What you should do:
Could you write out every entry exactly as it stands?

Material shown:
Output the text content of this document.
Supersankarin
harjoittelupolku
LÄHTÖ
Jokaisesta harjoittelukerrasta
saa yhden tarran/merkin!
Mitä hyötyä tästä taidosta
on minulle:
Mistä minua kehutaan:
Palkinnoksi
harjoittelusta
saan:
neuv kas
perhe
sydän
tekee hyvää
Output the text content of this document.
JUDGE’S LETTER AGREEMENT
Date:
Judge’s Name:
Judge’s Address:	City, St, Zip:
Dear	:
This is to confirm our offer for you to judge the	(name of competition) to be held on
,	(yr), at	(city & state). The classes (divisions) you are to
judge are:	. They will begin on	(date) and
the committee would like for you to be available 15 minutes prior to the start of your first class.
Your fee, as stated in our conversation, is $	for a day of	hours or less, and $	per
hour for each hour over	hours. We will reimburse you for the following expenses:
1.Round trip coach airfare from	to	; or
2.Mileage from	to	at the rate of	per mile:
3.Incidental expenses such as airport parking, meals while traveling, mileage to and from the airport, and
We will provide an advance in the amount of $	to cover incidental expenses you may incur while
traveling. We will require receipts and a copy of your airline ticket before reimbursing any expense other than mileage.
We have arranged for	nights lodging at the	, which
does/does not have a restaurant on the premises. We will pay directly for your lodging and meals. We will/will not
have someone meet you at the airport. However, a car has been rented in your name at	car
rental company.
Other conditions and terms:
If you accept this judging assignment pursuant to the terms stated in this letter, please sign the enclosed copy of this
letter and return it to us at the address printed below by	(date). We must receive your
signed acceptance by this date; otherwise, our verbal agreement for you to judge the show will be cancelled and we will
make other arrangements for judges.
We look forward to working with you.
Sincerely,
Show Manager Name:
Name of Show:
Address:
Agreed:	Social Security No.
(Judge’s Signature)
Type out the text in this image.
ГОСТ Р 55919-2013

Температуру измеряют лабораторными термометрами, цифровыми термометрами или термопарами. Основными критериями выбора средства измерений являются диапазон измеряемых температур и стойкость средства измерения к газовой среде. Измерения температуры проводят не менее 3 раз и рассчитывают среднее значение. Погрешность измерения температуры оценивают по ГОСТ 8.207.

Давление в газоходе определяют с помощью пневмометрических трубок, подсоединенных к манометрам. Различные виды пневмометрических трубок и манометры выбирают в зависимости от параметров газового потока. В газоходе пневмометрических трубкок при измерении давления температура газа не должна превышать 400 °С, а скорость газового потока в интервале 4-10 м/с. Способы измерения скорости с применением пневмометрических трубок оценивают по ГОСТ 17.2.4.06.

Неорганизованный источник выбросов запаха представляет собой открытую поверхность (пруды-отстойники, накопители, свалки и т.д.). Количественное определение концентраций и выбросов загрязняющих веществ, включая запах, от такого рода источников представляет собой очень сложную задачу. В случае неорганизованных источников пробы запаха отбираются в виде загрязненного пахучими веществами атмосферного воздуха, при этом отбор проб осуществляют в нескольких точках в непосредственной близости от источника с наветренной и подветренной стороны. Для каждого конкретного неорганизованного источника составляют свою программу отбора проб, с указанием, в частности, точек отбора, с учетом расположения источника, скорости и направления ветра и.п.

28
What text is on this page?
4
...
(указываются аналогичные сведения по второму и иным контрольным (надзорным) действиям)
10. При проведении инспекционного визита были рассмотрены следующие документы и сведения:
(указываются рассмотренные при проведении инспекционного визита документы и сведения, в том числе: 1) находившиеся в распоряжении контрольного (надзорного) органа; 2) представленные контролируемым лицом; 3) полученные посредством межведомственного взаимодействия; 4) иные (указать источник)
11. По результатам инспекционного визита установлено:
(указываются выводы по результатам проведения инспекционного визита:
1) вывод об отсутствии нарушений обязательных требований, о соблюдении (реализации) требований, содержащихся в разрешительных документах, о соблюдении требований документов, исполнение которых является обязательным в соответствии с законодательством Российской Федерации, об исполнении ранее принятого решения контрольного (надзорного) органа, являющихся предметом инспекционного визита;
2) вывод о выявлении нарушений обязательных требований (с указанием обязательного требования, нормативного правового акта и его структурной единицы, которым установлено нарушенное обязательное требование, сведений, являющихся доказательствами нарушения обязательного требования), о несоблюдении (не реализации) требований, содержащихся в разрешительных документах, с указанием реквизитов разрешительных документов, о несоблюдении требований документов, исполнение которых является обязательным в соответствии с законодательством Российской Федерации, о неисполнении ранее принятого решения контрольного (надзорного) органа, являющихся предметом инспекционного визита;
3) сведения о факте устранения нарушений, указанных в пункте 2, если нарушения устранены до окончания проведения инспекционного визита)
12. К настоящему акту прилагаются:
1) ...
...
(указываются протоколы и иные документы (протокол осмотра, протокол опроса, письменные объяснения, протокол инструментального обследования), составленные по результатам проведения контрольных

Answer in full:
Output the text content of this document.
Supersankarin
harjoittelupolku
LÄHTÖ
Jokaisesta harjoittelukerrasta
saa yhden tarran/merkin!
Mitä hyötyä tästä taidosta
on minulle:
Mistä minua kehutaan:
Palkinnoksi
harjoittelusta
saan:
neuv kas
perhe
sydän
tekee hyvää
Output the text content of this document.
JUDGE’S LETTER AGREEMENT
Date:
Judge’s Name:
Judge’s Address:	City, St, Zip:
Dear	:
This is to confirm our offer for you to judge the	(name of competition) to be held on
,	(yr), at	(city & state). The classes (divisions) you are to
judge are:	. They will begin on	(date) and
the committee would like for you to be available 15 minutes prior to the start of your first class.
Your fee, as stated in our conversation, is $	for a day of	hours or less, and $	per
hour for each hour over	hours. We will reimburse you for the following expenses:
1.Round trip coach airfare from	to	; or
2.Mileage from	to	at the rate of	per mile:
3.Incidental expenses such as airport parking, meals while traveling, mileage to and from the airport, and
We will provide an advance in the amount of $	to cover incidental expenses you may incur while
traveling. We will require receipts and a copy of your airline ticket before reimbursing any expense other than mileage.
We have arranged for	nights lodging at the	, which
does/does not have a restaurant on the premises. We will pay directly for your lodging and meals. We will/will not
have someone meet you at the airport. However, a car has been rented in your name at	car
rental company.
Other conditions and terms:
If you accept this judging assignment pursuant to the terms stated in this letter, please sign the enclosed copy of this
letter and return it to us at the address printed below by	(date). We must receive your
signed acceptance by this date; otherwise, our verbal agreement for you to judge the show will be cancelled and we will
make other arrangements for judges.
We look forward to working with you.
Sincerely,
Show Manager Name:
Name of Show:
Address:
Agreed:	Social Security No.
(Judge’s Signature)
Type out the text in this image.
ГОСТ Р 55919-2013

Температуру измеряют лабораторными термометрами, цифровыми термометрами или термопарами. Основными критериями выбора средства измерений являются диапазон измеряемых температур и стойкость средства измерения к газовой среде. Измерения температуры проводят не менее 3 раз и рассчитывают среднее значение. Погрешность измерения температуры оценивают по ГОСТ 8.207.

Давление в газоходе определяют с помощью пневмометрических трубок, подсоединенных к манометрам. Различные виды пневмометрических трубок и манометры выбирают в зависимости от параметров газового потока. В газоходе пневмометрических трубкок при измерении давления температура газа не должна превышать 400 °С, а скорость газового потока в интервале 4-10 м/с. Способы измерения скорости с применением пневмометрических трубок оценивают по ГОСТ 17.2.4.06.

Неорганизованный источник выбросов запаха представляет собой открытую поверхность (пруды-отстойники, накопители, свалки и т.д.). Количественное определение концентраций и выбросов загрязняющих веществ, включая запах, от такого рода источников представляет собой очень сложную задачу. В случае неорганизованных источников пробы запаха отбираются в виде загрязненного пахучими веществами атмосферного воздуха, при этом отбор проб осуществляют в нескольких точках в непосредственной близости от источника с наветренной и подветренной стороны. Для каждого конкретного неорганизованного источника составляют свою программу отбора проб, с указанием, в частности, точек отбора, с учетом расположения источника, скорости и направления ветра и.п.

28
What text is on this page?
4
...
(указываются аналогичные сведения по второму и иным контрольным (надзорным) действиям)
10. При проведении инспекционного визита были рассмотрены следующие документы и сведения:
(указываются рассмотренные при проведении инспекционного визита документы и сведения, в том числе: 1) находившиеся в распоряжении контрольного (надзорного) органа; 2) представленные контролируемым лицом; 3) полученные посредством межведомственного взаимодействия; 4) иные (указать источник)
11. По результатам инспекционного визита установлено:
(указываются выводы по результатам проведения инспекционного визита:
1) вывод об отсутствии нарушений обязательных требований, о соблюдении (реализации) требований, содержащихся в разрешительных документах, о соблюдении требований документов, исполнение которых является обязательным в соответствии с законодательством Российской Федерации, об исполнении ранее принятого решения контрольного (надзорного) органа, являющихся предметом инспекционного визита;
2) вывод о выявлении нарушений обязательных требований (с указанием обязательного требования, нормативного правового акта и его структурной единицы, которым установлено нарушенное обязательное требование, сведений, являющихся доказательствами нарушения обязательного требования), о несоблюдении (не реализации) требований, содержащихся в разрешительных документах, с указанием реквизитов разрешительных документов, о несоблюдении требований документов, исполнение которых является обязательным в соответствии с законодательством Российской Федерации, о неисполнении ранее принятого решения контрольного (надзорного) органа, являющихся предметом инспекционного визита;
3) сведения о факте устранения нарушений, указанных в пункте 2, если нарушения устранены до окончания проведения инспекционного визита)
12. К настоящему акту прилагаются:
1) ...
...
(указываются протоколы и иные документы (протокол осмотра, протокол опроса, письменные объяснения, протокол инструментального обследования), составленные по результатам проведения контрольных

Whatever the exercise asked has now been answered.